# The exercise
Write out the material exactly, leaving every picture behind.

# Stored data
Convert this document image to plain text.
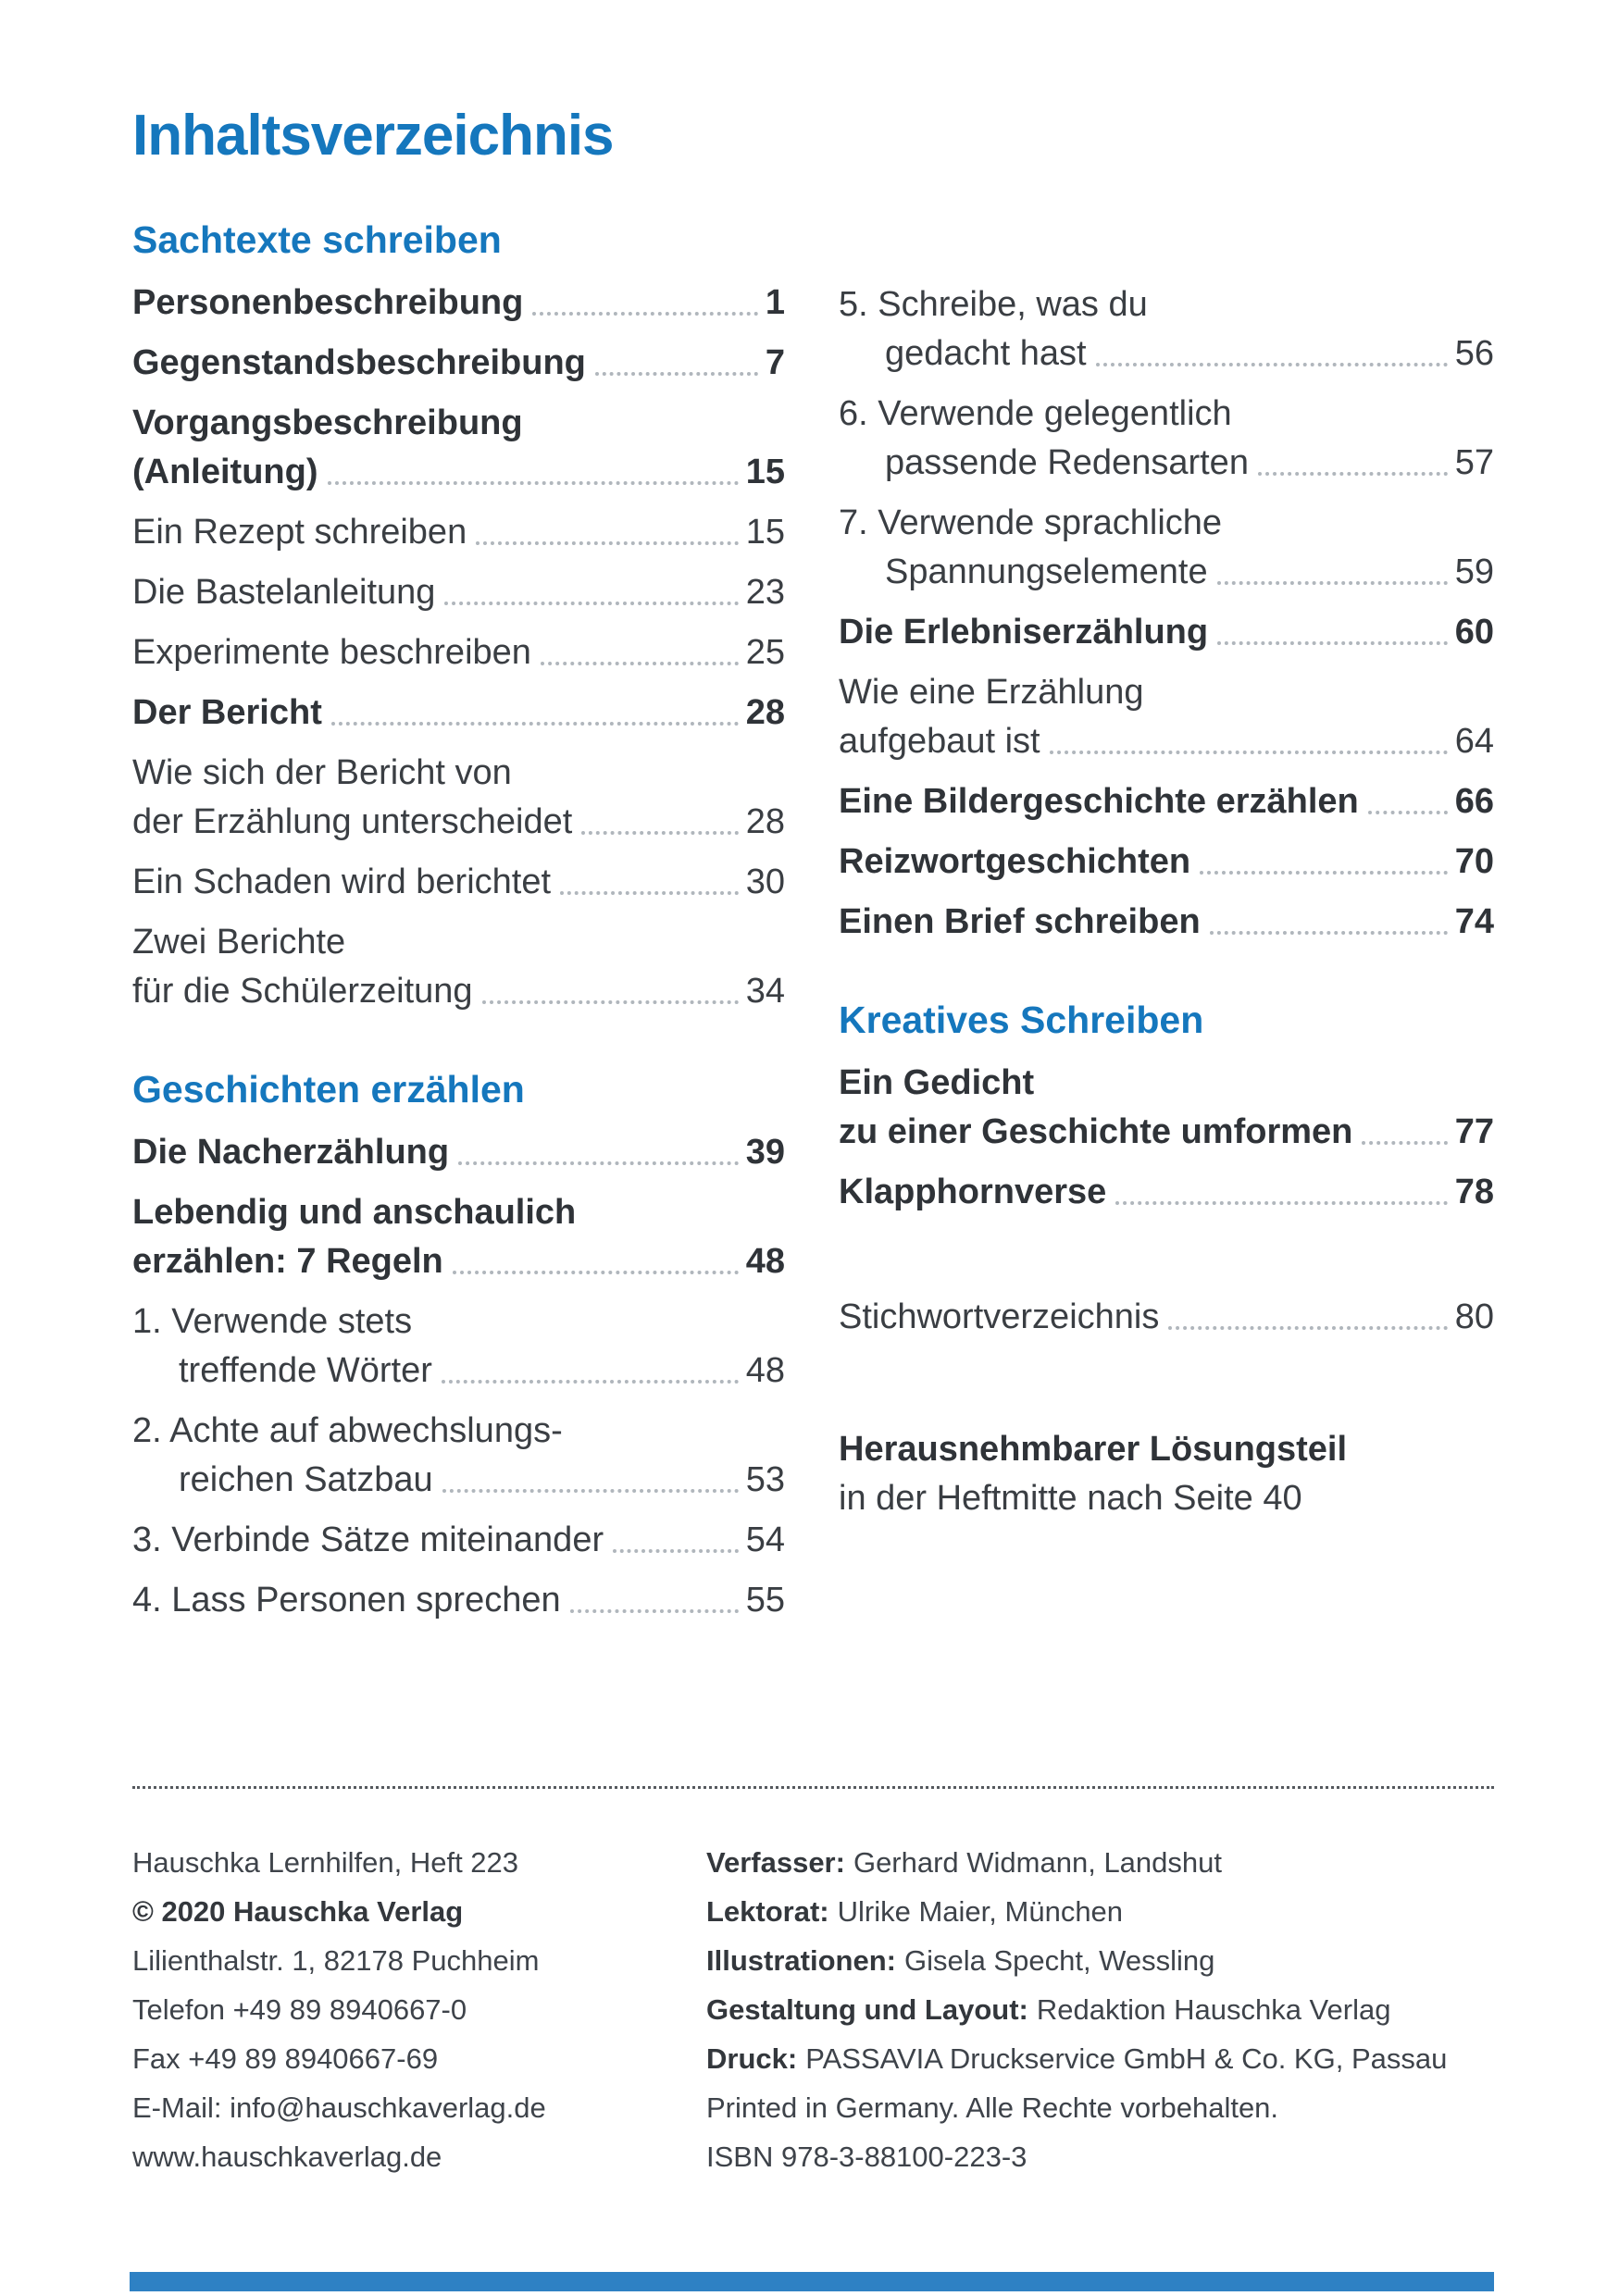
Inhaltsverzeichnis
Sachtexte schreiben
Personenbeschreibung	1
Gegenstandsbeschreibung	7
Vorgangsbeschreibung
(Anleitung)	15
Ein Rezept schreiben	15
Die Bastelanleitung	23
Experimente beschreiben	25
Der Bericht	28
Wie sich der Bericht von
der Erzählung unterscheidet	28
Ein Schaden wird berichtet	30
Zwei Berichte
für die Schülerzeitung	34
Geschichten erzählen
Die Nacherzählung	39
Lebendig und anschaulich
erzählen: 7 Regeln	48
1. Verwende stets
treffende Wörter	48
2. Achte auf abwechslungs-
reichen Satzbau	53
3. Verbinde Sätze miteinander	54
4. Lass Personen sprechen	55
5. Schreibe, was du
gedacht hast	56
6. Verwende gelegentlich
passende Redensarten	57
7. Verwende sprachliche
Spannungselemente	59
Die Erlebniserzählung	60
Wie eine Erzählung
aufgebaut ist	64
Eine Bildergeschichte erzählen	66
Reizwortgeschichten	70
Einen Brief schreiben	74
Kreatives Schreiben
Ein Gedicht
zu einer Geschichte umformen	77
Klapphornverse	78
Stichwortverzeichnis	80
Herausnehmbarer Lösungsteil
in der Heftmitte nach Seite 40
Hauschka Lernhilfen, Heft 223
© 2020 Hauschka Verlag
Lilienthalstr. 1, 82178 Puchheim
Telefon +49 89 8940667-0
Fax +49 89 8940667-69
E-Mail: info@hauschkaverlag.de
www.hauschkaverlag.de
Verfasser: Gerhard Widmann, Landshut
Lektorat: Ulrike Maier, München
Illustrationen: Gisela Specht, Wessling
Gestaltung und Layout: Redaktion Hauschka Verlag
Druck: PASSAVIA Druckservice GmbH & Co. KG, Passau
Printed in Germany. Alle Rechte vorbehalten.
ISBN 978-3-88100-223-3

# Solution to this task
Convert this document image to plain text.
Inhaltsverzeichnis
Sachtexte schreiben
Personenbeschreibung	1
Gegenstandsbeschreibung	7
Vorgangsbeschreibung
(Anleitung)	15
Ein Rezept schreiben	15
Die Bastelanleitung	23
Experimente beschreiben	25
Der Bericht	28
Wie sich der Bericht von
der Erzählung unterscheidet	28
Ein Schaden wird berichtet	30
Zwei Berichte
für die Schülerzeitung	34
Geschichten erzählen
Die Nacherzählung	39
Lebendig und anschaulich
erzählen: 7 Regeln	48
1. Verwende stets
treffende Wörter	48
2. Achte auf abwechslungs-
reichen Satzbau	53
3. Verbinde Sätze miteinander	54
4. Lass Personen sprechen	55
5. Schreibe, was du
gedacht hast	56
6. Verwende gelegentlich
passende Redensarten	57
7. Verwende sprachliche
Spannungselemente	59
Die Erlebniserzählung	60
Wie eine Erzählung
aufgebaut ist	64
Eine Bildergeschichte erzählen	66
Reizwortgeschichten	70
Einen Brief schreiben	74
Kreatives Schreiben
Ein Gedicht
zu einer Geschichte umformen	77
Klapphornverse	78
Stichwortverzeichnis	80
Herausnehmbarer Lösungsteil
in der Heftmitte nach Seite 40
Hauschka Lernhilfen, Heft 223
© 2020 Hauschka Verlag
Lilienthalstr. 1, 82178 Puchheim
Telefon +49 89 8940667-0
Fax +49 89 8940667-69
E-Mail: info@hauschkaverlag.de
www.hauschkaverlag.de
Verfasser: Gerhard Widmann, Landshut
Lektorat: Ulrike Maier, München
Illustrationen: Gisela Specht, Wessling
Gestaltung und Layout: Redaktion Hauschka Verlag
Druck: PASSAVIA Druckservice GmbH & Co. KG, Passau
Printed in Germany. Alle Rechte vorbehalten.
ISBN 978-3-88100-223-3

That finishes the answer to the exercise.